* [Stated problem]: Find all lines in the listing that include the word "PHEV", then copy them.

Records from a collection of figures:
━━━━━━━━━━

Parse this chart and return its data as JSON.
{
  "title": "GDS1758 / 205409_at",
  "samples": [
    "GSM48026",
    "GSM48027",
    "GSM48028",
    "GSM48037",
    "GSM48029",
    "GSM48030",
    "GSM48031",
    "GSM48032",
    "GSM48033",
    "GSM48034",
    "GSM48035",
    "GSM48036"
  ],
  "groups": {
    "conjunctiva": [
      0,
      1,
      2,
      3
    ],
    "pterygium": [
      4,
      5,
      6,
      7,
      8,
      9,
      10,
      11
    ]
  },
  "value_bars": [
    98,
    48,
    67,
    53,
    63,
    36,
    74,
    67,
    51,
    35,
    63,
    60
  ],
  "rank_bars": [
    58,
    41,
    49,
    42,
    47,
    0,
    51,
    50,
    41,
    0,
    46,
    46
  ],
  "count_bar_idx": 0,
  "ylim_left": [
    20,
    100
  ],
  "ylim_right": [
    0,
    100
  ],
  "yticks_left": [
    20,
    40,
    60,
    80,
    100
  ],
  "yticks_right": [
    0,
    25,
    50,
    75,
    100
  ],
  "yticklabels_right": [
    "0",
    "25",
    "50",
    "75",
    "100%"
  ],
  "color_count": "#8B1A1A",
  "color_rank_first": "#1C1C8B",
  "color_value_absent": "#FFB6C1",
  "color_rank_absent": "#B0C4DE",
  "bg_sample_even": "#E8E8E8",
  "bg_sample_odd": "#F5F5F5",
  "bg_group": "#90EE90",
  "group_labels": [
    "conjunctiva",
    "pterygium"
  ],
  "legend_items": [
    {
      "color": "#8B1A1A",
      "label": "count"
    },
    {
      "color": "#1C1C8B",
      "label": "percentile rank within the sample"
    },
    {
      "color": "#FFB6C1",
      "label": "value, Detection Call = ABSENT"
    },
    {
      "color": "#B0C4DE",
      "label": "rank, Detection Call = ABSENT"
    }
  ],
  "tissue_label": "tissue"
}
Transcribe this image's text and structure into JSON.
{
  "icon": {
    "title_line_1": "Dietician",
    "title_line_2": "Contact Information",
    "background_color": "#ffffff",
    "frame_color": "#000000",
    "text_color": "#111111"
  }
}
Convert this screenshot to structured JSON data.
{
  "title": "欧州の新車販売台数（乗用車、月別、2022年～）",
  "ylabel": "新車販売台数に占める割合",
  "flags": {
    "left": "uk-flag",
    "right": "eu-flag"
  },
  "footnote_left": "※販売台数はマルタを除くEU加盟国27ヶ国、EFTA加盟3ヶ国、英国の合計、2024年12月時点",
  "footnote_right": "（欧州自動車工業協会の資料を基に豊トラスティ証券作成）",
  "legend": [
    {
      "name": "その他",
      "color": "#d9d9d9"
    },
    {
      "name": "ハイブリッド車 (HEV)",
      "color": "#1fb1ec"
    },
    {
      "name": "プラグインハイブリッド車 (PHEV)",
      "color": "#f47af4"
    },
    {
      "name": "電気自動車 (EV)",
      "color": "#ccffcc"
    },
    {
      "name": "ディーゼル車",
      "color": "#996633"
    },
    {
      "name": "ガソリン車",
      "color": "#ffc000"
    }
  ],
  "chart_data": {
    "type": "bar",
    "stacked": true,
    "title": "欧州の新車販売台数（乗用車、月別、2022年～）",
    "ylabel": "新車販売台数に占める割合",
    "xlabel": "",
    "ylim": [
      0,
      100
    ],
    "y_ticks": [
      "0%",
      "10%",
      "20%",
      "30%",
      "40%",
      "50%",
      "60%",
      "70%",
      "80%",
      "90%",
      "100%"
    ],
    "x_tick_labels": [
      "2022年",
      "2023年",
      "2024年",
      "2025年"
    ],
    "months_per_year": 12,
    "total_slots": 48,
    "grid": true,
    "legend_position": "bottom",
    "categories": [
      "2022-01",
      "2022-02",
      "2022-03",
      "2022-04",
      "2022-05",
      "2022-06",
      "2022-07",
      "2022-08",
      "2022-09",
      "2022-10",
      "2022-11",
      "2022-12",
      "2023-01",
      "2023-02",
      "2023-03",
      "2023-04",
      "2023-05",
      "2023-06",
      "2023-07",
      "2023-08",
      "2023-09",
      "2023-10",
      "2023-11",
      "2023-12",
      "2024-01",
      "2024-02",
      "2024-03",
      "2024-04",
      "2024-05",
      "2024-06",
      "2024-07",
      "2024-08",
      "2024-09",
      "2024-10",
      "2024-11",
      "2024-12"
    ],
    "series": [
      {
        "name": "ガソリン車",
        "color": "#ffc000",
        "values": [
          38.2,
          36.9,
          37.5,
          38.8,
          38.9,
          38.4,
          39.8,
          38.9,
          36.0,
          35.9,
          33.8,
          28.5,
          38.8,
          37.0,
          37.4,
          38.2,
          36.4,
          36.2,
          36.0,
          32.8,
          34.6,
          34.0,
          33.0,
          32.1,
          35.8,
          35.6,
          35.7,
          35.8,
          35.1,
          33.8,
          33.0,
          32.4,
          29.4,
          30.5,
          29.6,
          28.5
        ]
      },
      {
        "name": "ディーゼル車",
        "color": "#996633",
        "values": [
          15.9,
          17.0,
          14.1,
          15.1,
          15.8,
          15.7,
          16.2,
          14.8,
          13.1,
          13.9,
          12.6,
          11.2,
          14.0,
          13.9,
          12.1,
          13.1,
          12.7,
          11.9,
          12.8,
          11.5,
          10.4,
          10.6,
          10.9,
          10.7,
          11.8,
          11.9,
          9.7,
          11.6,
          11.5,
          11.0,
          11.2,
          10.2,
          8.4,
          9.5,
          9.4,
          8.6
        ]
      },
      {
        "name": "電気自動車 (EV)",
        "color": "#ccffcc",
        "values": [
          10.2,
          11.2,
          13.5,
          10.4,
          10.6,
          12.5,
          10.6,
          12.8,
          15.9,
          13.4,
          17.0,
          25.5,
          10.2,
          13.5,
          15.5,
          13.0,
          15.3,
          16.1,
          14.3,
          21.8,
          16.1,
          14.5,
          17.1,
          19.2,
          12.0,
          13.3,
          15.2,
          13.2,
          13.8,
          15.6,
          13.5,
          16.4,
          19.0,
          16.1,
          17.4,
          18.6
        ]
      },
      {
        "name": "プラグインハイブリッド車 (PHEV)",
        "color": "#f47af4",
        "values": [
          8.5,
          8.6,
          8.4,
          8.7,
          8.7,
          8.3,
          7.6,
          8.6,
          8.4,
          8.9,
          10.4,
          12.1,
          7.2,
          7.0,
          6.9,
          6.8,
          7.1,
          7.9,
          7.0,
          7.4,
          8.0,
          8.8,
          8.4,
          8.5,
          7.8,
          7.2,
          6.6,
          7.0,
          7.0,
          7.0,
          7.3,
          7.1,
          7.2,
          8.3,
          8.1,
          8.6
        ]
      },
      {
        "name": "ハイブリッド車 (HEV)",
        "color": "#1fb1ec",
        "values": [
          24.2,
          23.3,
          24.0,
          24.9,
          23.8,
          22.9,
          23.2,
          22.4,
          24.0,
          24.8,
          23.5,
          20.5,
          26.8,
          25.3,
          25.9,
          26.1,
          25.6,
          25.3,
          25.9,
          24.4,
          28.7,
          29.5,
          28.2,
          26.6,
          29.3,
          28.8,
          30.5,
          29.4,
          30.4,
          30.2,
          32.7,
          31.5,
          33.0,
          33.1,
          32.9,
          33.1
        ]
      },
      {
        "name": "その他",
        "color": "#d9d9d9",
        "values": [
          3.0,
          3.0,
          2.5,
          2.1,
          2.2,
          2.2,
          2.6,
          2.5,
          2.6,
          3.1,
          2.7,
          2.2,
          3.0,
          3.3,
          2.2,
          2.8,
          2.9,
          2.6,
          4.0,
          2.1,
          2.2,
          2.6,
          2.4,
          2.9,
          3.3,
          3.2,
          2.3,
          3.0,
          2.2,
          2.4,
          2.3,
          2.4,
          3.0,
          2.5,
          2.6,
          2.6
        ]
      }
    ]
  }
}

━━━━━━━━━━

* [Solved exercise]:
      "name": "プラグインハイブリッド車 (PHEV)",
        "name": "プラグインハイブリッド車 (PHEV)",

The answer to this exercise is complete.